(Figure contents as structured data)
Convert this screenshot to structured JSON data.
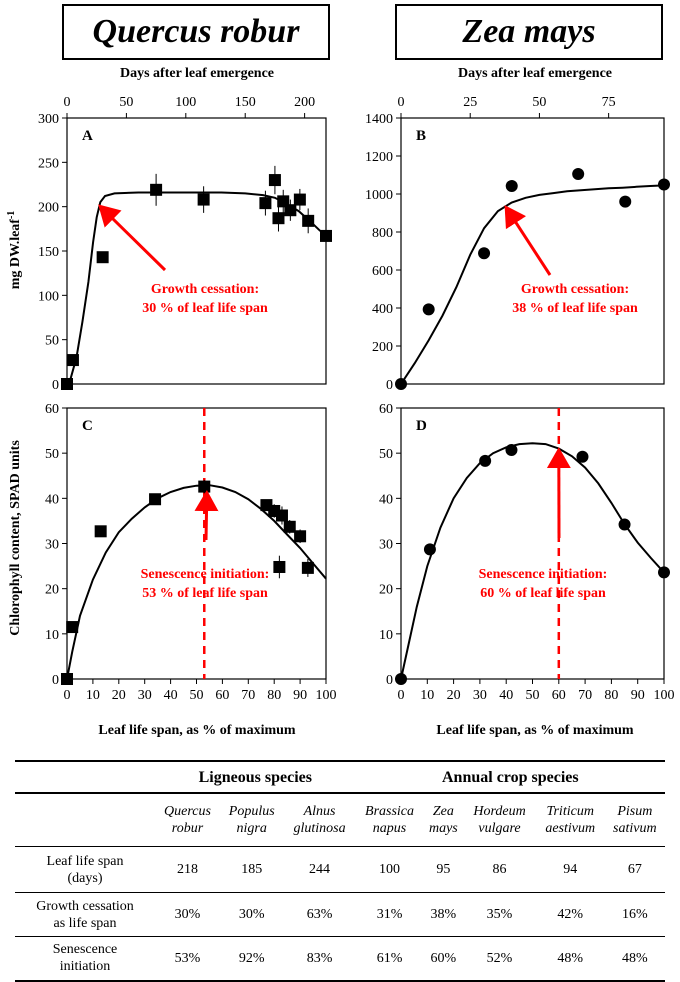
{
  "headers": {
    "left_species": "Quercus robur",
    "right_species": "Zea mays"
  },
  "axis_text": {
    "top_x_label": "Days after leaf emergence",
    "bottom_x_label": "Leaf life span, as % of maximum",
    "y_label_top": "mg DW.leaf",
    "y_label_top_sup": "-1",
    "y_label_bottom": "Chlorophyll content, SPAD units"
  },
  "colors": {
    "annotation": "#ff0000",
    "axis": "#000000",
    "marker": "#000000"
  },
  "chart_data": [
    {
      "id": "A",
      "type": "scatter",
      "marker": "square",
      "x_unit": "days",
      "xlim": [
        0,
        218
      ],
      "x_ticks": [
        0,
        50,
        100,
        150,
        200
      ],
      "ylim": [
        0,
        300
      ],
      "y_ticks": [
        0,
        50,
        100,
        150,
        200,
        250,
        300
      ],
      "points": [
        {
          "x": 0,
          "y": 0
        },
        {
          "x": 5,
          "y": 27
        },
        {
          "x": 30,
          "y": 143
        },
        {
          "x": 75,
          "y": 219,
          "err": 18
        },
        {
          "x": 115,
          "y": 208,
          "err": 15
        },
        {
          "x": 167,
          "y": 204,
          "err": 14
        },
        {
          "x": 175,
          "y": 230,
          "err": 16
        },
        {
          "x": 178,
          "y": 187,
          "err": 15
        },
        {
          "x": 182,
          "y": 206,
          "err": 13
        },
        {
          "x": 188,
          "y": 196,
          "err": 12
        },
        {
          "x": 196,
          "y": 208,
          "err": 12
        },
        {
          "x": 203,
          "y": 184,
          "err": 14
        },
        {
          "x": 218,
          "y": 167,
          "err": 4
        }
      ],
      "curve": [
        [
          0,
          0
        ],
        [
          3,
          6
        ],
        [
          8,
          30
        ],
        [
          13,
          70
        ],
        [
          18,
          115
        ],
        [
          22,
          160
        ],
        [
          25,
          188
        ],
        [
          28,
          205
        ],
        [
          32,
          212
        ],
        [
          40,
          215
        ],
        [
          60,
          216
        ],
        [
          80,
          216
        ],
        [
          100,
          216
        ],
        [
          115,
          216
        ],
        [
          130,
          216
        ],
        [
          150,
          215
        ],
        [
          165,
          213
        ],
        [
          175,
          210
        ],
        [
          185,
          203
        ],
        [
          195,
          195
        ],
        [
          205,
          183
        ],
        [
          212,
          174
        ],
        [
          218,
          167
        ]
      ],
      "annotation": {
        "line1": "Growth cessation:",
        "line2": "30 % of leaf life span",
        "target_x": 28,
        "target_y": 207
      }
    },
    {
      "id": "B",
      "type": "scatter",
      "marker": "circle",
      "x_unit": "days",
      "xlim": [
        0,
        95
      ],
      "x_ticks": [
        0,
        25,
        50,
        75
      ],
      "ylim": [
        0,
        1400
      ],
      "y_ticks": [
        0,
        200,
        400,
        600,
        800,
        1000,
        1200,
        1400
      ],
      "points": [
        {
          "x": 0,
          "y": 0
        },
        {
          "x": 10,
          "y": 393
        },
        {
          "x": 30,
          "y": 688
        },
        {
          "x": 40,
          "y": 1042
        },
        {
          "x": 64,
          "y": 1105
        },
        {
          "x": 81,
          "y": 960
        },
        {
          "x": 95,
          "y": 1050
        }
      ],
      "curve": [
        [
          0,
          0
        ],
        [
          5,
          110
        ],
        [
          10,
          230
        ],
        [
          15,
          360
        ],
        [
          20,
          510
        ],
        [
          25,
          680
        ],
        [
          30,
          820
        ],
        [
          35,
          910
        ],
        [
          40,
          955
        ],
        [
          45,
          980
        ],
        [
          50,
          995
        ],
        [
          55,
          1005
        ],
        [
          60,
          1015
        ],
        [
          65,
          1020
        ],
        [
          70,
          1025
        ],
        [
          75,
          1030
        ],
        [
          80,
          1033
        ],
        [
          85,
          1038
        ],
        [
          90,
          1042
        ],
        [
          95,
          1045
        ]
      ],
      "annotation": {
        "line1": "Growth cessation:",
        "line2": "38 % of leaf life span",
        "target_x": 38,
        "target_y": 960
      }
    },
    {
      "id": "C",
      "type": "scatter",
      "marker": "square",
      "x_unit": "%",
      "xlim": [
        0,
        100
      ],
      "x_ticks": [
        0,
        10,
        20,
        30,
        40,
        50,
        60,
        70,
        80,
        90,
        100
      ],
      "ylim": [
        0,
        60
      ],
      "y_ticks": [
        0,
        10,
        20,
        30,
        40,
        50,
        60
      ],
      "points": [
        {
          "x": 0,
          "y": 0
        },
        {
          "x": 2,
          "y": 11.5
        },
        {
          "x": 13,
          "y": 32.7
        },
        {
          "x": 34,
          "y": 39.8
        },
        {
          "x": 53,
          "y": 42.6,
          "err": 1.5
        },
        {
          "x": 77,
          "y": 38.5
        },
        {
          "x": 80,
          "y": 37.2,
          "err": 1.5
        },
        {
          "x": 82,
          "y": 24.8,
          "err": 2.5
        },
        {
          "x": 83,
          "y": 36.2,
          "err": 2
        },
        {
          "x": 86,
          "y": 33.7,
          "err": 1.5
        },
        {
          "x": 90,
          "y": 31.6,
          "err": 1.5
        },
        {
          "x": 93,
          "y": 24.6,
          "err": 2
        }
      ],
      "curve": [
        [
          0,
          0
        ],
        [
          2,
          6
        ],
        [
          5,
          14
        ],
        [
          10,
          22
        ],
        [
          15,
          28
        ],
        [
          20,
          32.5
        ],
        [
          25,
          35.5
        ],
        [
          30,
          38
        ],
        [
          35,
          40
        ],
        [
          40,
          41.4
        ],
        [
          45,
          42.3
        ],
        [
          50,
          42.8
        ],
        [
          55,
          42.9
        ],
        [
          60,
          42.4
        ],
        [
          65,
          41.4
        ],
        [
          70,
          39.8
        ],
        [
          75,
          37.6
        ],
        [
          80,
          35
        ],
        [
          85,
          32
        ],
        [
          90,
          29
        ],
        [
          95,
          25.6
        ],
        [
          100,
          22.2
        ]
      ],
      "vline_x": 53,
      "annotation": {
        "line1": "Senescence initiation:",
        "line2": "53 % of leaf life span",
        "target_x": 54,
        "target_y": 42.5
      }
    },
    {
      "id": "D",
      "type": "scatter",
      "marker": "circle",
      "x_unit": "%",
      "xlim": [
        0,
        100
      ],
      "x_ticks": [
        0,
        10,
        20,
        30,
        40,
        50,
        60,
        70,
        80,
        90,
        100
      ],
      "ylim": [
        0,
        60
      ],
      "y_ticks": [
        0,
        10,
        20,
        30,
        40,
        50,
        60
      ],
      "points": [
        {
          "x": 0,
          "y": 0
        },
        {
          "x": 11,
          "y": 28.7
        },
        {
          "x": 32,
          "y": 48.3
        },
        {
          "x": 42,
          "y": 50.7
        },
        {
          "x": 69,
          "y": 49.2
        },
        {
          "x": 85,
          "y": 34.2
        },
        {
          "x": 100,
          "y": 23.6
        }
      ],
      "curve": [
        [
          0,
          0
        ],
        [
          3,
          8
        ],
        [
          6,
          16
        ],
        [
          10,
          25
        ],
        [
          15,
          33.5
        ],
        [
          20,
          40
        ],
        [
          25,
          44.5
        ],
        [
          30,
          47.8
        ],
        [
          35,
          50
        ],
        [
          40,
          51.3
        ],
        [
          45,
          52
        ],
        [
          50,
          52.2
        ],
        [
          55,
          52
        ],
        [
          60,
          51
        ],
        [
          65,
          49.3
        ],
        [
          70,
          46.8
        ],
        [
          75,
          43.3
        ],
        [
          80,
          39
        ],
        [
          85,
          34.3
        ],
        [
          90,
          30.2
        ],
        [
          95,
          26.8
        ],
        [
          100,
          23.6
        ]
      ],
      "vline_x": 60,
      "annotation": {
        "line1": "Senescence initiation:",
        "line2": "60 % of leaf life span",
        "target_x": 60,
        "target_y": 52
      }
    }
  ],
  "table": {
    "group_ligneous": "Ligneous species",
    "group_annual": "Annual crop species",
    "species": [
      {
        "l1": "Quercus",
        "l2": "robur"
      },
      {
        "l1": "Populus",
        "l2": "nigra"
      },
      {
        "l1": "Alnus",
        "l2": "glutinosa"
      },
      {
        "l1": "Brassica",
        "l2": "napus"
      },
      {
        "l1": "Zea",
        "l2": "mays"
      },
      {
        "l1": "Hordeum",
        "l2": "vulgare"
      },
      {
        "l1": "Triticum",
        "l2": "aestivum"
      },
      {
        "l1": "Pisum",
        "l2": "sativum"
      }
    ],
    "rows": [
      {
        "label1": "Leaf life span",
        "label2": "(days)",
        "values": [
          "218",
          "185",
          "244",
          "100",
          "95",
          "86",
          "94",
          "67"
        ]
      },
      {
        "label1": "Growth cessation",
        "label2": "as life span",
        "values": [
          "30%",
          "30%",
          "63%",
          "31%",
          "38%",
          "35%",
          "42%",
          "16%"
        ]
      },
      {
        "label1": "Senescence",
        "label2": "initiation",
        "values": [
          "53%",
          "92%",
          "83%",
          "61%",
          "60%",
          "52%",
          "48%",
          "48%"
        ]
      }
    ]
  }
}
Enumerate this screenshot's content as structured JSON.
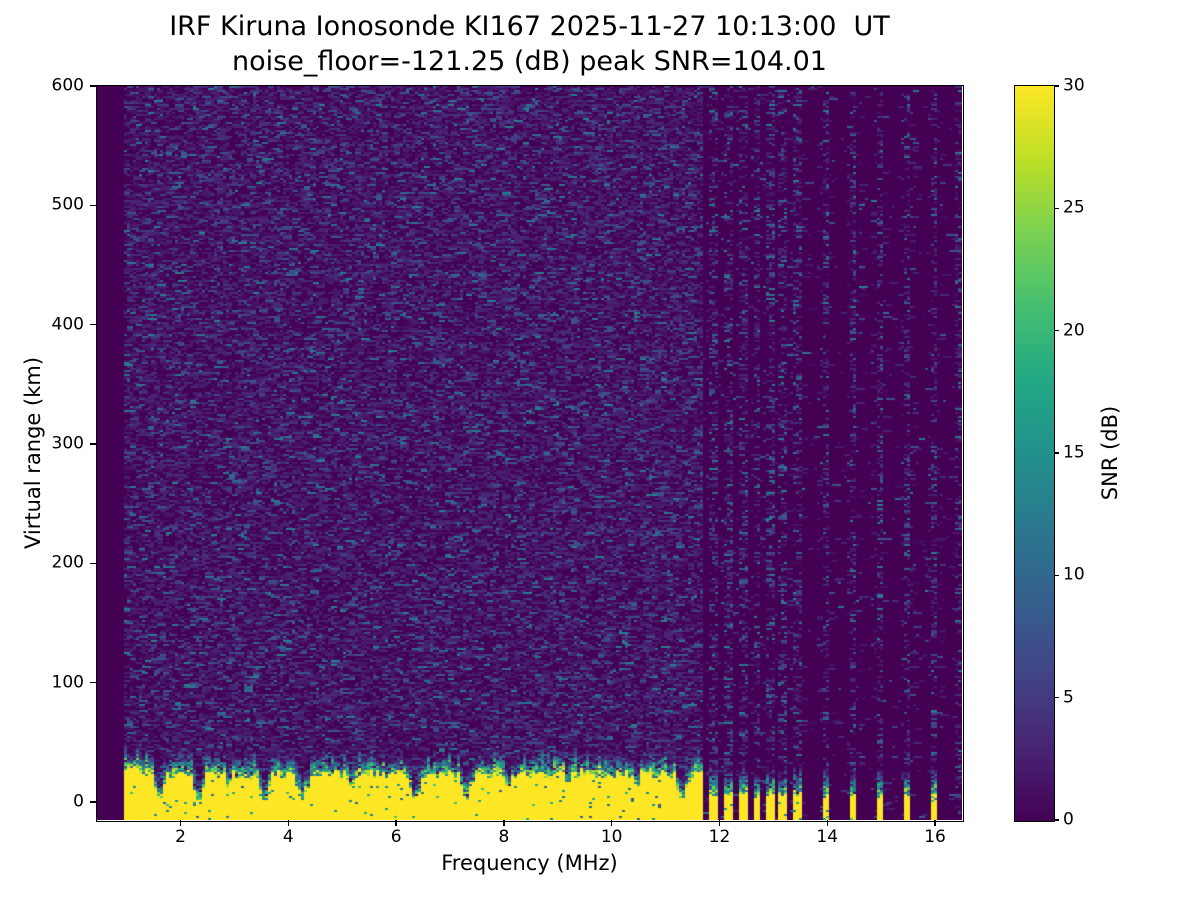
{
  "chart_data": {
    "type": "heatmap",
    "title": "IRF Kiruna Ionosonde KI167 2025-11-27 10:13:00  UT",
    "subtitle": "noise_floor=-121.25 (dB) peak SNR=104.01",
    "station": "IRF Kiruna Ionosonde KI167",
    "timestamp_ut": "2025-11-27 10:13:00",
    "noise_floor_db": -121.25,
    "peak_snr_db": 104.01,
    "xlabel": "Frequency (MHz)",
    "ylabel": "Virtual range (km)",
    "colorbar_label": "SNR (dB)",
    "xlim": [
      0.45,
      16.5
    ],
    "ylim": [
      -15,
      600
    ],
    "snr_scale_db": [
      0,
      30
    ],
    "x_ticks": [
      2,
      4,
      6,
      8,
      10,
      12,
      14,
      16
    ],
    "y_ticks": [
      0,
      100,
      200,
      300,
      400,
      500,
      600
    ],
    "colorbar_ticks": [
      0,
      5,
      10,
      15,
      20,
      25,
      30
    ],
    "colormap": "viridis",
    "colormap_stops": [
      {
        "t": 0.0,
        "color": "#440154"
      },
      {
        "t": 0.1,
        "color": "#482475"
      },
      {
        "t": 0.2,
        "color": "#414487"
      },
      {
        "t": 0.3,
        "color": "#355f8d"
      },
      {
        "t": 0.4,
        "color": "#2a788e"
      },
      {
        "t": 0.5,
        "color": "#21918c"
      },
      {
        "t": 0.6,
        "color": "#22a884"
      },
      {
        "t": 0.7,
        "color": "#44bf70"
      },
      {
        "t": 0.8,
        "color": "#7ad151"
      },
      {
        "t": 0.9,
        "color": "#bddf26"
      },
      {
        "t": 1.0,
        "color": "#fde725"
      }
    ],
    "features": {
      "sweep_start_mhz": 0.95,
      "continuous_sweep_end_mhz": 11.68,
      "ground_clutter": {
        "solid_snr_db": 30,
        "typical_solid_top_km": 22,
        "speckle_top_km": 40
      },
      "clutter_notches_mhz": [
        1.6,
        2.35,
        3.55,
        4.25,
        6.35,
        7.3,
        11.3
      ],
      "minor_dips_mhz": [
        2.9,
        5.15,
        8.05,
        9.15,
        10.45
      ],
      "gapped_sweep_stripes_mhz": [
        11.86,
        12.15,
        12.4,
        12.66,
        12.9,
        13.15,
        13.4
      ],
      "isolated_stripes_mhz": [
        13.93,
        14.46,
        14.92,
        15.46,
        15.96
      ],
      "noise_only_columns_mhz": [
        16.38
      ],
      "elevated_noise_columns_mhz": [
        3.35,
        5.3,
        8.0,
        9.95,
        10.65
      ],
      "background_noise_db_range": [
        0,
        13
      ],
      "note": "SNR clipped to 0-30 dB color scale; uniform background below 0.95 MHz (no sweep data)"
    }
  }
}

# Short problem
Identify and copy lines that hold the string "this".

# Final answer
Convert this screenshot to structured JSON data.
Enumerate this screenshot's content as structured JSON.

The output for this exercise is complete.